-- PROBLEM STATEMENT --
Say how many lines contain the word "xlabel" and give no other text.

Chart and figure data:
● ● ●
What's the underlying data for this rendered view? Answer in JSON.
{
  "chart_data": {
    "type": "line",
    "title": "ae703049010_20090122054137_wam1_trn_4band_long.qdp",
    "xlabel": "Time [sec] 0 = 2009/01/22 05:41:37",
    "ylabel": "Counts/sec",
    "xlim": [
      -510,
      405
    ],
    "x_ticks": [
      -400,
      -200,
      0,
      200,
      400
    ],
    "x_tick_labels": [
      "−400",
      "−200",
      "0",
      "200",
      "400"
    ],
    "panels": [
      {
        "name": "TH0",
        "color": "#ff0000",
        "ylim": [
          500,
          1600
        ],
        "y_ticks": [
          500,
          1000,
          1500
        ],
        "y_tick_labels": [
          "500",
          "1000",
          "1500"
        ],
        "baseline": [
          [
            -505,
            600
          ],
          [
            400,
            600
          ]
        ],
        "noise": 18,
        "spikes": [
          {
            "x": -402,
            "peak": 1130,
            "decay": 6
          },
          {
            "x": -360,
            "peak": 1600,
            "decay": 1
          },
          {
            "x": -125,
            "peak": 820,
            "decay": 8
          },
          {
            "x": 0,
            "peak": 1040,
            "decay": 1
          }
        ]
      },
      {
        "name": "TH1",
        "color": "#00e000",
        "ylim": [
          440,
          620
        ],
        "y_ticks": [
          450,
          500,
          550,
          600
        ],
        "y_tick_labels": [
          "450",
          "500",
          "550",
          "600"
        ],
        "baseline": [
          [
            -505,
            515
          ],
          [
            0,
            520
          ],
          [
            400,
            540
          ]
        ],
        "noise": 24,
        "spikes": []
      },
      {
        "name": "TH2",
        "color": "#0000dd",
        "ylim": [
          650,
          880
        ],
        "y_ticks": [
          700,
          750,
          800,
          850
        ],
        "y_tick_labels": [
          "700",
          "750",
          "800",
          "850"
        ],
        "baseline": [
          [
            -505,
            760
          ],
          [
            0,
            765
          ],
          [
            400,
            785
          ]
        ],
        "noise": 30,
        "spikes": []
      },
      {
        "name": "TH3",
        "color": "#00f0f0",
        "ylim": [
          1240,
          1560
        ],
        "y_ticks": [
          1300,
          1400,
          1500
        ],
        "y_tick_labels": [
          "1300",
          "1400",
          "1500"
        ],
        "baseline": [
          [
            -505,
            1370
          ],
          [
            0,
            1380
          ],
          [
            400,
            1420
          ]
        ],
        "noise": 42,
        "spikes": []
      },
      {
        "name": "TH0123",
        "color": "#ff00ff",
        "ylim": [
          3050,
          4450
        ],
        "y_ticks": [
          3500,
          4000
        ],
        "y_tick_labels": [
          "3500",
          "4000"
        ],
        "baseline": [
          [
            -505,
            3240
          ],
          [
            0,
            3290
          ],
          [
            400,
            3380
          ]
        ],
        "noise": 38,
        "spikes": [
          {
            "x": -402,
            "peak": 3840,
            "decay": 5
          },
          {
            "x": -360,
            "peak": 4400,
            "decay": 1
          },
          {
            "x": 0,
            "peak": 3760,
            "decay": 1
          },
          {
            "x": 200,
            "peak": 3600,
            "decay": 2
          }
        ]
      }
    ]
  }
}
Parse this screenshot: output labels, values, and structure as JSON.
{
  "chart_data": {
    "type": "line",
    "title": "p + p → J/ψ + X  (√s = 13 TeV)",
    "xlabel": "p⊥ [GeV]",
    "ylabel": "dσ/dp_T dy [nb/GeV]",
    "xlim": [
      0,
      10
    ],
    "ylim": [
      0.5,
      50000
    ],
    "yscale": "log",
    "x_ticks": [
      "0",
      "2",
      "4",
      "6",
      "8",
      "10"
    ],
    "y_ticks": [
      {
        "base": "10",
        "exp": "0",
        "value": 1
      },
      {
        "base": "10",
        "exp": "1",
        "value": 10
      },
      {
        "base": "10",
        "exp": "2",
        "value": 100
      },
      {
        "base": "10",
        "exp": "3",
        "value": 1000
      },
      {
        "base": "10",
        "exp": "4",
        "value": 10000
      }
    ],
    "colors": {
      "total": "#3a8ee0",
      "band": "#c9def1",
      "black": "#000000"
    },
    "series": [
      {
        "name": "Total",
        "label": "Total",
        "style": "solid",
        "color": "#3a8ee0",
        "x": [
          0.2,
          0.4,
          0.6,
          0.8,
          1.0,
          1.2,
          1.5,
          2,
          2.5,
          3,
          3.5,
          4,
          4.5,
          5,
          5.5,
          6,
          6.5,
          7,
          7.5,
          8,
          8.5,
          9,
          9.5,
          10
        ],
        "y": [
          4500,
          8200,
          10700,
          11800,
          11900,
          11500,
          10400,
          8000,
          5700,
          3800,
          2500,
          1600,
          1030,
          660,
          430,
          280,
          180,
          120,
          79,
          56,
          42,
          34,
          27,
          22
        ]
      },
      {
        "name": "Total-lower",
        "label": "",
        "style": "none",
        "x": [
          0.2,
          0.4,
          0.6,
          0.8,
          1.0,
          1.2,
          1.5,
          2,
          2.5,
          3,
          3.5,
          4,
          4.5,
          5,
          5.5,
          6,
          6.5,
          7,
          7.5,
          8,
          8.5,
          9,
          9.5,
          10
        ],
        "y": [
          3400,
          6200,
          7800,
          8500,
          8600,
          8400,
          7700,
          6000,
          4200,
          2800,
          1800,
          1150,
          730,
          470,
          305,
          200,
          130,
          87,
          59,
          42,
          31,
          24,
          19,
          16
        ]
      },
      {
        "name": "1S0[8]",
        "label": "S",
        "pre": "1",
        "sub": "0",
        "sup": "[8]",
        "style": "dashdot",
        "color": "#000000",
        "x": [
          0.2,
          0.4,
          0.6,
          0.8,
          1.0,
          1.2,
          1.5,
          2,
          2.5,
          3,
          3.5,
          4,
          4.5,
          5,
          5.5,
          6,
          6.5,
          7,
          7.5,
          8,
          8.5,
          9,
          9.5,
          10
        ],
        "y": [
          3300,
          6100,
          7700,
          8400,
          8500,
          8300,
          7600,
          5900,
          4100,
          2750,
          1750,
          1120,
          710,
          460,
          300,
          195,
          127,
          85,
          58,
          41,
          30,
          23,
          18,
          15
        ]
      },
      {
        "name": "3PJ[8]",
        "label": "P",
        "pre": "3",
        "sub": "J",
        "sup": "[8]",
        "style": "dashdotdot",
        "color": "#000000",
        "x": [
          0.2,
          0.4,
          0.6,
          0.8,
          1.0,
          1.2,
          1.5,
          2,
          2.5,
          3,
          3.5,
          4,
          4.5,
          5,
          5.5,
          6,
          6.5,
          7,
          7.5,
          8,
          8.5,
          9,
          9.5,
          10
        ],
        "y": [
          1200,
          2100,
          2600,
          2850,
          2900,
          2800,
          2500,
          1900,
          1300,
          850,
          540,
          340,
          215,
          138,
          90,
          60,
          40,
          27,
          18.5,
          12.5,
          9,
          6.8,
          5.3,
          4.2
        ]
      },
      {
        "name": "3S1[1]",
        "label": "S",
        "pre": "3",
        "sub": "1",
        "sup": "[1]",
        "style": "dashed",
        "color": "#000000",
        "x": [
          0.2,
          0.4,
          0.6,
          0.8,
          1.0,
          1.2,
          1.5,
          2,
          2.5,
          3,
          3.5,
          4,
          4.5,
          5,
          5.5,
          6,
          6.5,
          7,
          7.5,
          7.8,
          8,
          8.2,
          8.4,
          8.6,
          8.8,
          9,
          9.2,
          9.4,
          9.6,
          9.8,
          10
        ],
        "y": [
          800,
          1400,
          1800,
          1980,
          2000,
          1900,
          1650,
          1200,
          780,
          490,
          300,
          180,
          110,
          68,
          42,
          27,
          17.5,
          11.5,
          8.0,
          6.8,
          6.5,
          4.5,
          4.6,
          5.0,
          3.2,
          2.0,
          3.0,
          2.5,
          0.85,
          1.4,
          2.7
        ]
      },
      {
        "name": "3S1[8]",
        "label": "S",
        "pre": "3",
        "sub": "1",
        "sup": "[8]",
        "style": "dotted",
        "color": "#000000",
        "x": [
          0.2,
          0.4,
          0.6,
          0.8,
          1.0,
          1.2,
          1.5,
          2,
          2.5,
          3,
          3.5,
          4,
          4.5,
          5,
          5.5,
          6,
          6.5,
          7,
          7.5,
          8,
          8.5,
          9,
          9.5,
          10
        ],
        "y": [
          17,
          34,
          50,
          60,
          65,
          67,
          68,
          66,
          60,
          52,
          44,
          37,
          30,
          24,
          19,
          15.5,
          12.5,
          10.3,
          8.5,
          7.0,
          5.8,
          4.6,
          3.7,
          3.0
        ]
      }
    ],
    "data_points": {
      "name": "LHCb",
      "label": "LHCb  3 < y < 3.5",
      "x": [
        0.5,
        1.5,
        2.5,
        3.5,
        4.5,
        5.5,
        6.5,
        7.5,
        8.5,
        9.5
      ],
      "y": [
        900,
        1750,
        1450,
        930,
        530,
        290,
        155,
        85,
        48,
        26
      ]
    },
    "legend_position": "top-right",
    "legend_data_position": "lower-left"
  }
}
● ● ●
-- SOLUTION FOR THIS EXERCISE --
2